Extrait du document.
**********

La méthode Biya face à la crise dans les régions anglophones agace une partie du corps diplomatique accrédité à Yaoundé. Lors d’échanges informels, certains diplomates disent leur incompréhension face à ce qu’ils considèrent comme du laxisme devant une situation qui va en vrille. Même le Comité national de désarmement, de démobilisation et de réinsertion (CNDDR), la dernière carte sortie le 30 novembre dernier du chapeau par le président camerounais, n’a de grâce à leurs yeux. Coordonné par l’ancien gouverneur Francis Fai Yengo, le Comité est considéré par beaucoup d’experts comme une charrue mise avant les bœufs. Pour eux, Paul Biya, qui refuse tout dialogue sur la forme de l’État (une partie des anglophones souhaitent un retour au fédéralisme et ce serait faute d’une oreille attentive que les rangs des combattants séparatistes s’allongeraient), continue dans sa fuite en avant, en jouant la carte de l’usure. Sur le terrain, le conflit armé se généralise, entrainant une crise humanitaire sans précédent.

**********

Énoncé.
Répondez à ces questions sur le texte sur la crise anglophone :
1. À quelle date le président camerounais a-t-il sorti le CNDDR ?
2. Qui coordonne ce Comité ?
3. Quel retour une partie des anglophones souhaite-t-elle ?
Le listing n'a aucun lien avec le texte sur la crise anglophone.

Extrait de données.

**********

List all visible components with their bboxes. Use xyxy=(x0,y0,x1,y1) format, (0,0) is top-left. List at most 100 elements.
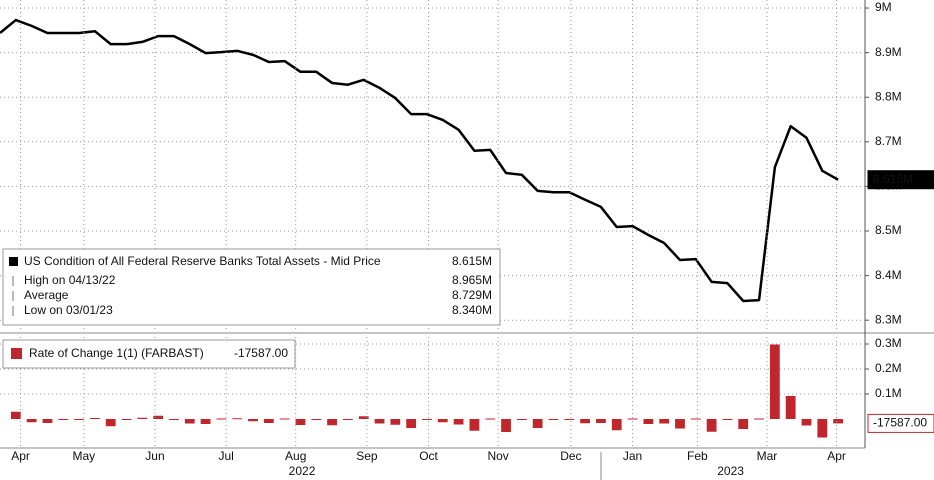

**********

Réponse.
1. Le 30 novembre dernier.
2. L'ancien gouverneur Francis Fai Yengo.
3. Un retour au fédéralisme.